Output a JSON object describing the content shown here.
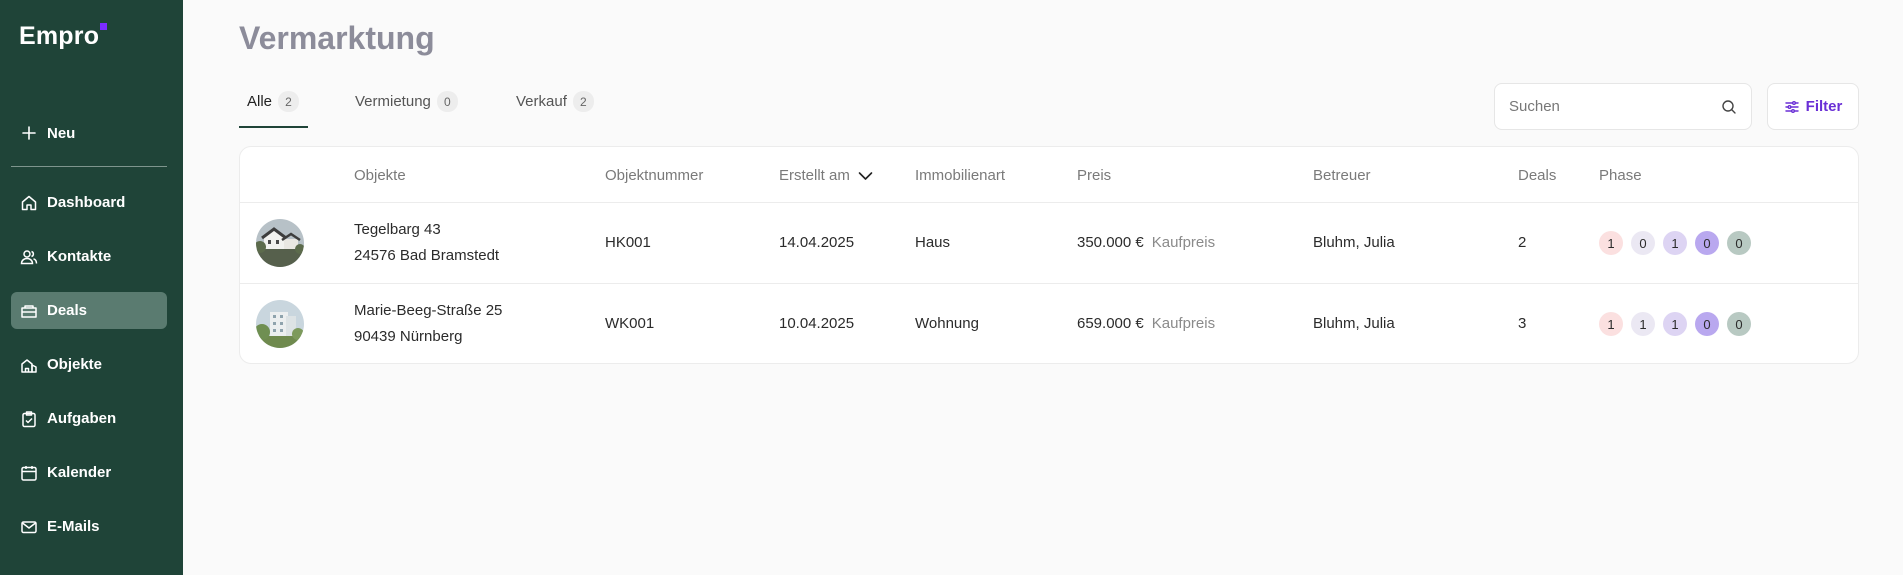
{
  "brand": {
    "name": "Empro",
    "accent": "#7b2cff"
  },
  "sidebar": {
    "new_label": "Neu",
    "items": [
      {
        "label": "Dashboard",
        "icon": "home-icon"
      },
      {
        "label": "Kontakte",
        "icon": "users-icon"
      },
      {
        "label": "Deals",
        "icon": "handshake-icon",
        "active": true
      },
      {
        "label": "Objekte",
        "icon": "buildings-icon"
      },
      {
        "label": "Aufgaben",
        "icon": "clipboard-icon"
      },
      {
        "label": "Kalender",
        "icon": "calendar-icon"
      },
      {
        "label": "E-Mails",
        "icon": "mail-icon"
      }
    ]
  },
  "page": {
    "title": "Vermarktung"
  },
  "tabs": [
    {
      "label": "Alle",
      "count": "2",
      "active": true
    },
    {
      "label": "Vermietung",
      "count": "0"
    },
    {
      "label": "Verkauf",
      "count": "2"
    }
  ],
  "search": {
    "placeholder": "Suchen"
  },
  "filter": {
    "label": "Filter"
  },
  "table": {
    "columns": [
      "Objekte",
      "Objektnummer",
      "Erstellt am",
      "Immobilienart",
      "Preis",
      "Betreuer",
      "Deals",
      "Phase"
    ],
    "rows": [
      {
        "street": "Tegelbarg 43",
        "city": "24576 Bad Bramstedt",
        "number": "HK001",
        "created": "14.04.2025",
        "type": "Haus",
        "price": "350.000 €",
        "price_type": "Kaufpreis",
        "agent": "Bluhm, Julia",
        "deals": "2",
        "phase": [
          "1",
          "0",
          "1",
          "0",
          "0"
        ]
      },
      {
        "street": "Marie-Beeg-Straße 25",
        "city": "90439 Nürnberg",
        "number": "WK001",
        "created": "10.04.2025",
        "type": "Wohnung",
        "price": "659.000 €",
        "price_type": "Kaufpreis",
        "agent": "Bluhm, Julia",
        "deals": "3",
        "phase": [
          "1",
          "1",
          "1",
          "0",
          "0"
        ]
      }
    ]
  },
  "phase_colors": [
    "#fbe0e0",
    "#ebe8f3",
    "#ddd4f3",
    "#b9a8ef",
    "#b8c9c2"
  ]
}
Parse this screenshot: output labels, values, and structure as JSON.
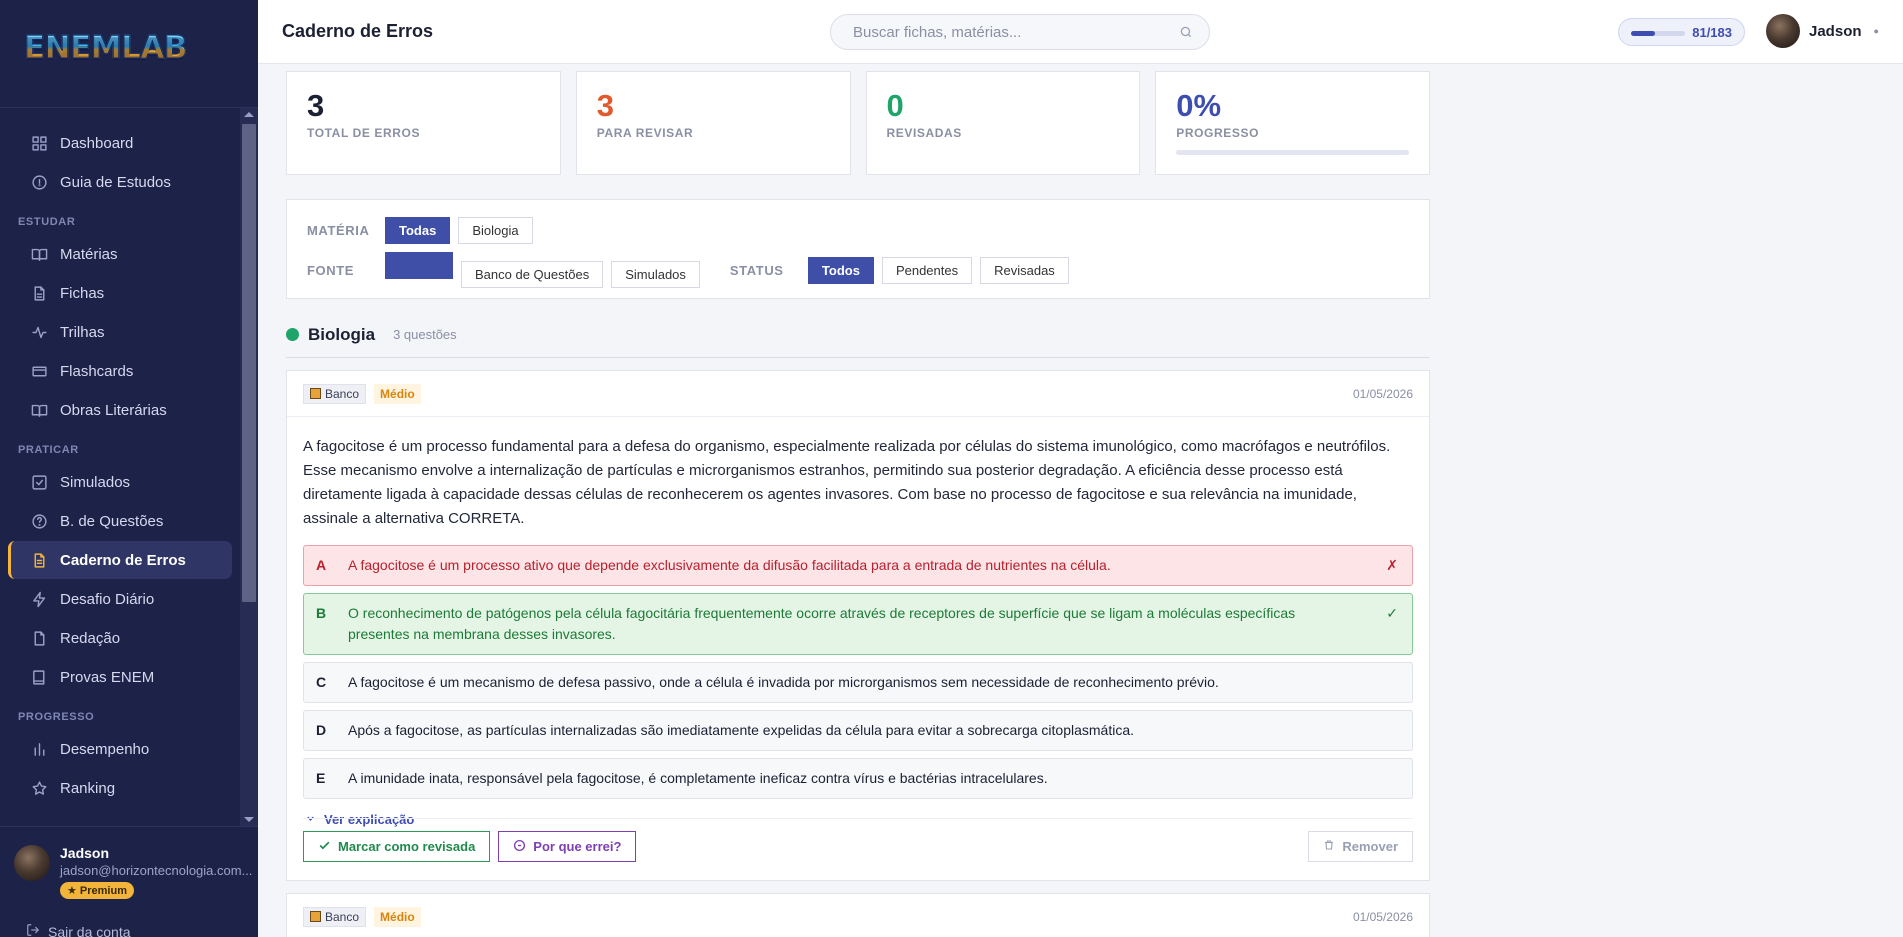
{
  "app": {
    "logo_text": "ENEMLAB"
  },
  "header": {
    "title": "Caderno de Erros",
    "search_placeholder": "Buscar fichas, matérias...",
    "progress_label": "81/183",
    "progress_fraction": 0.4426,
    "user_name": "Jadson"
  },
  "sidebar": {
    "top_items": [
      {
        "label": "Dashboard",
        "icon": "grid-icon"
      },
      {
        "label": "Guia de Estudos",
        "icon": "compass-icon"
      }
    ],
    "sections": [
      {
        "title": "ESTUDAR",
        "items": [
          {
            "label": "Matérias",
            "icon": "book-open-icon"
          },
          {
            "label": "Fichas",
            "icon": "file-text-icon"
          },
          {
            "label": "Trilhas",
            "icon": "activity-icon"
          },
          {
            "label": "Flashcards",
            "icon": "cards-icon"
          },
          {
            "label": "Obras Literárias",
            "icon": "book-icon"
          }
        ]
      },
      {
        "title": "PRATICAR",
        "items": [
          {
            "label": "Simulados",
            "icon": "check-square-icon"
          },
          {
            "label": "B. de Questões",
            "icon": "help-circle-icon"
          },
          {
            "label": "Caderno de Erros",
            "icon": "notebook-icon",
            "active": true
          },
          {
            "label": "Desafio Diário",
            "icon": "zap-icon"
          },
          {
            "label": "Redação",
            "icon": "edit-icon"
          },
          {
            "label": "Provas ENEM",
            "icon": "book-closed-icon"
          }
        ]
      },
      {
        "title": "PROGRESSO",
        "items": [
          {
            "label": "Desempenho",
            "icon": "bar-chart-icon"
          },
          {
            "label": "Ranking",
            "icon": "star-icon"
          }
        ]
      }
    ],
    "user": {
      "name": "Jadson",
      "email": "jadson@horizontecnologia.com...",
      "badge": "★ Premium",
      "logout_label": "Sair da conta"
    }
  },
  "stats": [
    {
      "value": "3",
      "label": "TOTAL DE ERROS",
      "color": "#1c2033"
    },
    {
      "value": "3",
      "label": "PARA REVISAR",
      "color": "#e25a2c"
    },
    {
      "value": "0",
      "label": "REVISADAS",
      "color": "#1fa46a"
    },
    {
      "value": "0%",
      "label": "PROGRESSO",
      "color": "#3d4db0",
      "progress": 0
    }
  ],
  "filters": {
    "materia_label": "MATÉRIA",
    "materia_options": [
      "Todas",
      "Biologia"
    ],
    "materia_selected": "Todas",
    "fonte_label": "FONTE",
    "fonte_options": [
      "",
      "Banco de Questões",
      "Simulados"
    ],
    "fonte_selected": "",
    "status_label": "STATUS",
    "status_options": [
      "Todos",
      "Pendentes",
      "Revisadas"
    ],
    "status_selected": "Todos"
  },
  "group": {
    "name": "Biologia",
    "count": "3 questões",
    "color": "#1fa46a"
  },
  "cards": [
    {
      "source": "Banco",
      "difficulty": "Médio",
      "date": "01/05/2026",
      "question": "A fagocitose é um processo fundamental para a defesa do organismo, especialmente realizada por células do sistema imunológico, como macrófagos e neutrófilos. Esse mecanismo envolve a internalização de partículas e microrganismos estranhos, permitindo sua posterior degradação. A eficiência desse processo está diretamente ligada à capacidade dessas células de reconhecerem os agentes invasores. Com base no processo de fagocitose e sua relevância na imunidade, assinale a alternativa CORRETA.",
      "options": [
        {
          "letter": "A",
          "text": "A fagocitose é um processo ativo que depende exclusivamente da difusão facilitada para a entrada de nutrientes na célula.",
          "state": "wrong",
          "mark": "✗"
        },
        {
          "letter": "B",
          "text": "O reconhecimento de patógenos pela célula fagocitária frequentemente ocorre através de receptores de superfície que se ligam a moléculas específicas presentes na membrana desses invasores.",
          "state": "right",
          "mark": "✓"
        },
        {
          "letter": "C",
          "text": "A fagocitose é um mecanismo de defesa passivo, onde a célula é invadida por microrganismos sem necessidade de reconhecimento prévio.",
          "state": "",
          "mark": ""
        },
        {
          "letter": "D",
          "text": "Após a fagocitose, as partículas internalizadas são imediatamente expelidas da célula para evitar a sobrecarga citoplasmática.",
          "state": "",
          "mark": ""
        },
        {
          "letter": "E",
          "text": "A imunidade inata, responsável pela fagocitose, é completamente ineficaz contra vírus e bactérias intracelulares.",
          "state": "",
          "mark": ""
        }
      ],
      "explain_label": "Ver explicação",
      "actions": {
        "review": "Marcar como revisada",
        "why": "Por que errei?",
        "remove": "Remover"
      }
    },
    {
      "source": "Banco",
      "difficulty": "Médio",
      "date": "01/05/2026"
    }
  ]
}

▶ _The problem_
The pictures should not appear in the copy; every other part of the records above must be returned exactly.

▶ _Solution to the exercise_
Output a JSON object describing the content shown here.
{
  "brand": {
    "name": "Empro",
    "accent": "#7b2cff"
  },
  "sidebar": {
    "new_label": "Neu",
    "items": [
      {
        "label": "Dashboard",
        "icon": "home-icon"
      },
      {
        "label": "Kontakte",
        "icon": "users-icon"
      },
      {
        "label": "Deals",
        "icon": "handshake-icon",
        "active": true
      },
      {
        "label": "Objekte",
        "icon": "buildings-icon"
      },
      {
        "label": "Aufgaben",
        "icon": "clipboard-icon"
      },
      {
        "label": "Kalender",
        "icon": "calendar-icon"
      },
      {
        "label": "E-Mails",
        "icon": "mail-icon"
      }
    ]
  },
  "page": {
    "title": "Vermarktung"
  },
  "tabs": [
    {
      "label": "Alle",
      "count": "2",
      "active": true
    },
    {
      "label": "Vermietung",
      "count": "0"
    },
    {
      "label": "Verkauf",
      "count": "2"
    }
  ],
  "search": {
    "placeholder": "Suchen"
  },
  "filter": {
    "label": "Filter"
  },
  "table": {
    "columns": [
      "Objekte",
      "Objektnummer",
      "Erstellt am",
      "Immobilienart",
      "Preis",
      "Betreuer",
      "Deals",
      "Phase"
    ],
    "rows": [
      {
        "street": "Tegelbarg 43",
        "city": "24576 Bad Bramstedt",
        "number": "HK001",
        "created": "14.04.2025",
        "type": "Haus",
        "price": "350.000 €",
        "price_type": "Kaufpreis",
        "agent": "Bluhm, Julia",
        "deals": "2",
        "phase": [
          "1",
          "0",
          "1",
          "0",
          "0"
        ]
      },
      {
        "street": "Marie-Beeg-Straße 25",
        "city": "90439 Nürnberg",
        "number": "WK001",
        "created": "10.04.2025",
        "type": "Wohnung",
        "price": "659.000 €",
        "price_type": "Kaufpreis",
        "agent": "Bluhm, Julia",
        "deals": "3",
        "phase": [
          "1",
          "1",
          "1",
          "0",
          "0"
        ]
      }
    ]
  },
  "phase_colors": [
    "#fbe0e0",
    "#ebe8f3",
    "#ddd4f3",
    "#b9a8ef",
    "#b8c9c2"
  ]
}
Parse this screenshot: output labels, values, and structure as JSON.
{
  "app": {
    "logo_text": "ENEMLAB"
  },
  "header": {
    "title": "Caderno de Erros",
    "search_placeholder": "Buscar fichas, matérias...",
    "progress_label": "81/183",
    "progress_fraction": 0.4426,
    "user_name": "Jadson"
  },
  "sidebar": {
    "top_items": [
      {
        "label": "Dashboard",
        "icon": "grid-icon"
      },
      {
        "label": "Guia de Estudos",
        "icon": "compass-icon"
      }
    ],
    "sections": [
      {
        "title": "ESTUDAR",
        "items": [
          {
            "label": "Matérias",
            "icon": "book-open-icon"
          },
          {
            "label": "Fichas",
            "icon": "file-text-icon"
          },
          {
            "label": "Trilhas",
            "icon": "activity-icon"
          },
          {
            "label": "Flashcards",
            "icon": "cards-icon"
          },
          {
            "label": "Obras Literárias",
            "icon": "book-icon"
          }
        ]
      },
      {
        "title": "PRATICAR",
        "items": [
          {
            "label": "Simulados",
            "icon": "check-square-icon"
          },
          {
            "label": "B. de Questões",
            "icon": "help-circle-icon"
          },
          {
            "label": "Caderno de Erros",
            "icon": "notebook-icon",
            "active": true
          },
          {
            "label": "Desafio Diário",
            "icon": "zap-icon"
          },
          {
            "label": "Redação",
            "icon": "edit-icon"
          },
          {
            "label": "Provas ENEM",
            "icon": "book-closed-icon"
          }
        ]
      },
      {
        "title": "PROGRESSO",
        "items": [
          {
            "label": "Desempenho",
            "icon": "bar-chart-icon"
          },
          {
            "label": "Ranking",
            "icon": "star-icon"
          }
        ]
      }
    ],
    "user": {
      "name": "Jadson",
      "email": "jadson@horizontecnologia.com...",
      "badge": "★ Premium",
      "logout_label": "Sair da conta"
    }
  },
  "stats": [
    {
      "value": "3",
      "label": "TOTAL DE ERROS",
      "color": "#1c2033"
    },
    {
      "value": "3",
      "label": "PARA REVISAR",
      "color": "#e25a2c"
    },
    {
      "value": "0",
      "label": "REVISADAS",
      "color": "#1fa46a"
    },
    {
      "value": "0%",
      "label": "PROGRESSO",
      "color": "#3d4db0",
      "progress": 0
    }
  ],
  "filters": {
    "materia_label": "MATÉRIA",
    "materia_options": [
      "Todas",
      "Biologia"
    ],
    "materia_selected": "Todas",
    "fonte_label": "FONTE",
    "fonte_options": [
      "",
      "Banco de Questões",
      "Simulados"
    ],
    "fonte_selected": "",
    "status_label": "STATUS",
    "status_options": [
      "Todos",
      "Pendentes",
      "Revisadas"
    ],
    "status_selected": "Todos"
  },
  "group": {
    "name": "Biologia",
    "count": "3 questões",
    "color": "#1fa46a"
  },
  "cards": [
    {
      "source": "Banco",
      "difficulty": "Médio",
      "date": "01/05/2026",
      "question": "A fagocitose é um processo fundamental para a defesa do organismo, especialmente realizada por células do sistema imunológico, como macrófagos e neutrófilos. Esse mecanismo envolve a internalização de partículas e microrganismos estranhos, permitindo sua posterior degradação. A eficiência desse processo está diretamente ligada à capacidade dessas células de reconhecerem os agentes invasores. Com base no processo de fagocitose e sua relevância na imunidade, assinale a alternativa CORRETA.",
      "options": [
        {
          "letter": "A",
          "text": "A fagocitose é um processo ativo que depende exclusivamente da difusão facilitada para a entrada de nutrientes na célula.",
          "state": "wrong",
          "mark": "✗"
        },
        {
          "letter": "B",
          "text": "O reconhecimento de patógenos pela célula fagocitária frequentemente ocorre através de receptores de superfície que se ligam a moléculas específicas presentes na membrana desses invasores.",
          "state": "right",
          "mark": "✓"
        },
        {
          "letter": "C",
          "text": "A fagocitose é um mecanismo de defesa passivo, onde a célula é invadida por microrganismos sem necessidade de reconhecimento prévio.",
          "state": "",
          "mark": ""
        },
        {
          "letter": "D",
          "text": "Após a fagocitose, as partículas internalizadas são imediatamente expelidas da célula para evitar a sobrecarga citoplasmática.",
          "state": "",
          "mark": ""
        },
        {
          "letter": "E",
          "text": "A imunidade inata, responsável pela fagocitose, é completamente ineficaz contra vírus e bactérias intracelulares.",
          "state": "",
          "mark": ""
        }
      ],
      "explain_label": "Ver explicação",
      "actions": {
        "review": "Marcar como revisada",
        "why": "Por que errei?",
        "remove": "Remover"
      }
    },
    {
      "source": "Banco",
      "difficulty": "Médio",
      "date": "01/05/2026"
    }
  ]
}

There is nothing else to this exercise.